* **Written problem**:
Copy out all lines carrying the word "Small".

* **Entries**:

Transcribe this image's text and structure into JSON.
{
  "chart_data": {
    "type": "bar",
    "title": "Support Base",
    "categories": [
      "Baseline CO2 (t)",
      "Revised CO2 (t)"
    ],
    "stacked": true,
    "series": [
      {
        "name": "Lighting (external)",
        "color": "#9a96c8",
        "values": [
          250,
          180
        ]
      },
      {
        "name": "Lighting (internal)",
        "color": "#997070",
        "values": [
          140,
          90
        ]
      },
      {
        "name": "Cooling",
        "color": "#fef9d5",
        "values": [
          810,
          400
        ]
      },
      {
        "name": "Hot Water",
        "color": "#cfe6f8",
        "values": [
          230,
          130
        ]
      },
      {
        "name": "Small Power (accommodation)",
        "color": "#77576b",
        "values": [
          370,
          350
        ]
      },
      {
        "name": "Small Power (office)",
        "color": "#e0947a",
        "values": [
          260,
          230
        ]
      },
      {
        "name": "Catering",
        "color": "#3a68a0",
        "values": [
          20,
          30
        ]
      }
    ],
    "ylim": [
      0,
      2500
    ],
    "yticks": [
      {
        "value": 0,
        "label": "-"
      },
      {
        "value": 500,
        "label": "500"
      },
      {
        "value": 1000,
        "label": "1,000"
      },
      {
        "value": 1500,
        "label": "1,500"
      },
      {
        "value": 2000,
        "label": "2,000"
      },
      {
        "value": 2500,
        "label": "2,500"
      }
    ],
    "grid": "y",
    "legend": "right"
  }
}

* **Final result**:
        "name": "Small Power (accommodation)",
        "name": "Small Power (office)",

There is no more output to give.